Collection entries
START

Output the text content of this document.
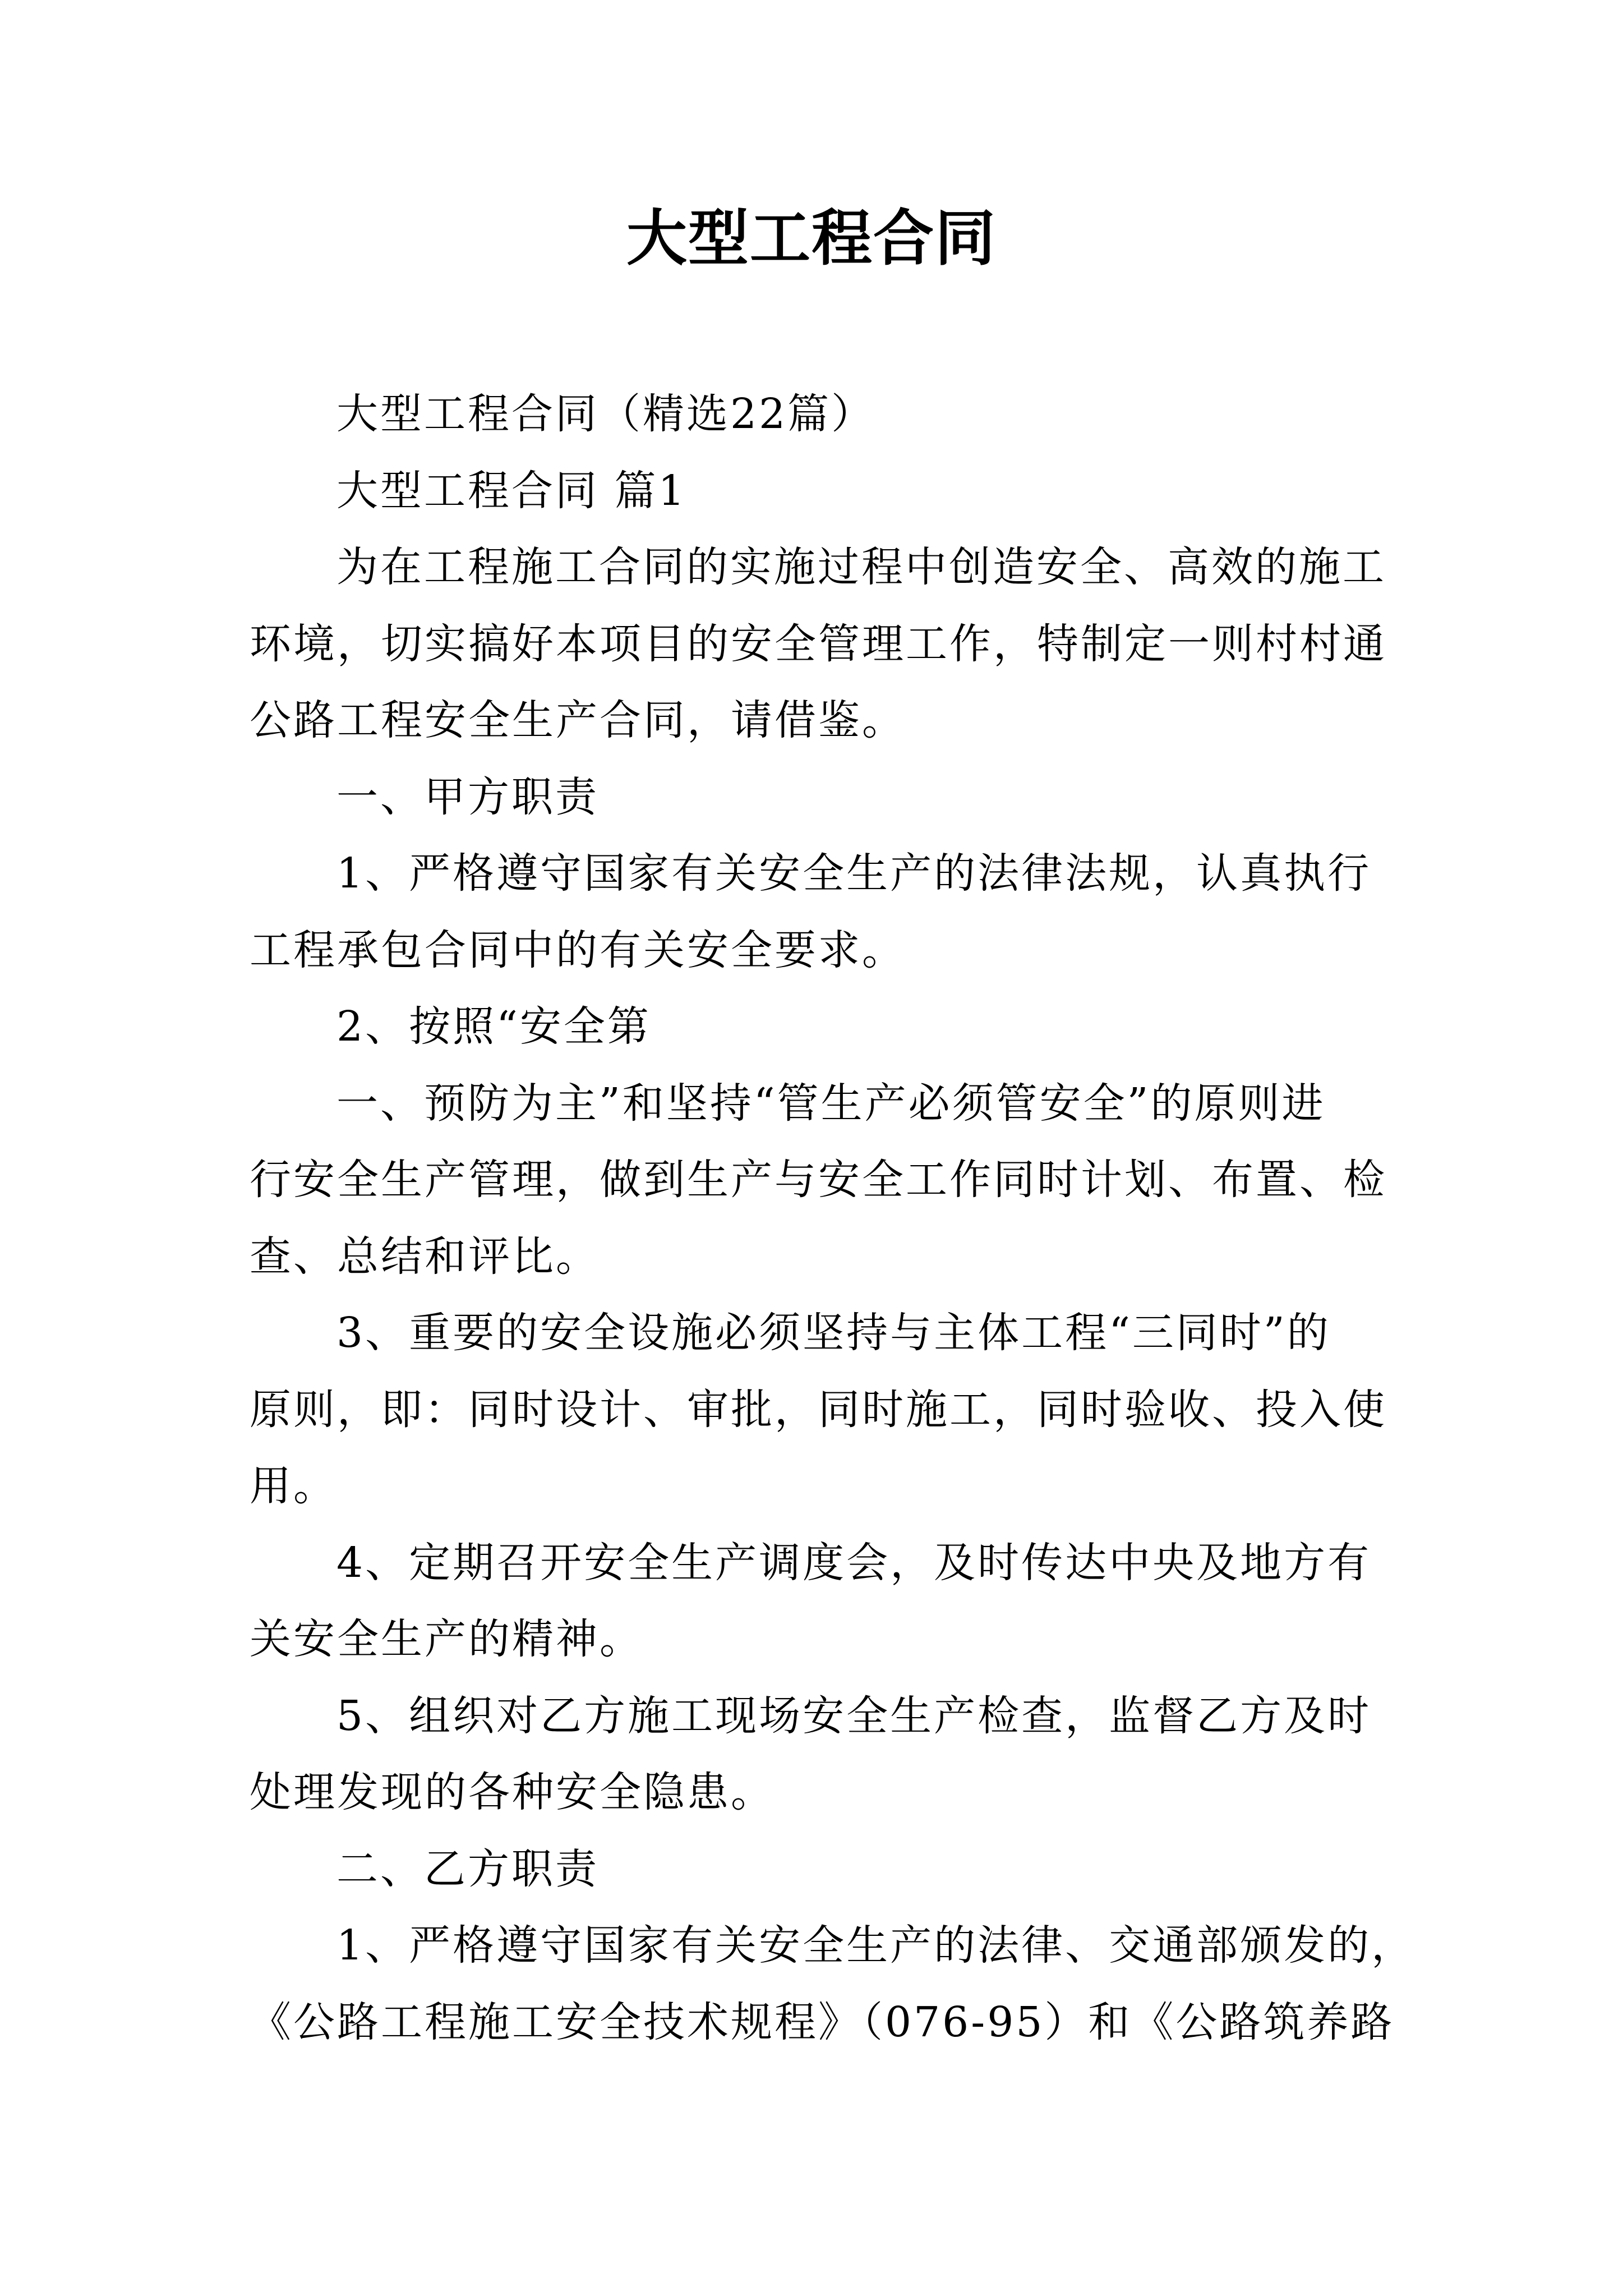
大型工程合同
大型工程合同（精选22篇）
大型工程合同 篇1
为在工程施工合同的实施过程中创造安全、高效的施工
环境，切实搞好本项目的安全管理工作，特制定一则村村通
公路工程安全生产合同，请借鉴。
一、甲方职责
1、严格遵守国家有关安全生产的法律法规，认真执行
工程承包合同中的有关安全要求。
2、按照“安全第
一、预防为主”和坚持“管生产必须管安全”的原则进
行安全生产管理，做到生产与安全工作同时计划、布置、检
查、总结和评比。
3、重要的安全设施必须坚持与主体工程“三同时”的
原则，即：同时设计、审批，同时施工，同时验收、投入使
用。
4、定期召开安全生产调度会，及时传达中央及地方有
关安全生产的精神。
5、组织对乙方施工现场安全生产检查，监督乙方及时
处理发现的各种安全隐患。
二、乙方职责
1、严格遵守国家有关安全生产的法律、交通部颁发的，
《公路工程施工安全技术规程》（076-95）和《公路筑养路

END

**PROBLEM TO SOLVE**.
Transcribe all of the material exactly, leaving out whatever pictures it contains.

**FINISHED EXERCISE**.
Output the text content of this document.
大型工程合同
大型工程合同（精选22篇）
大型工程合同 篇1
为在工程施工合同的实施过程中创造安全、高效的施工
环境，切实搞好本项目的安全管理工作，特制定一则村村通
公路工程安全生产合同，请借鉴。
一、甲方职责
1、严格遵守国家有关安全生产的法律法规，认真执行
工程承包合同中的有关安全要求。
2、按照“安全第
一、预防为主”和坚持“管生产必须管安全”的原则进
行安全生产管理，做到生产与安全工作同时计划、布置、检
查、总结和评比。
3、重要的安全设施必须坚持与主体工程“三同时”的
原则，即：同时设计、审批，同时施工，同时验收、投入使
用。
4、定期召开安全生产调度会，及时传达中央及地方有
关安全生产的精神。
5、组织对乙方施工现场安全生产检查，监督乙方及时
处理发现的各种安全隐患。
二、乙方职责
1、严格遵守国家有关安全生产的法律、交通部颁发的，
《公路工程施工安全技术规程》（076-95）和《公路筑养路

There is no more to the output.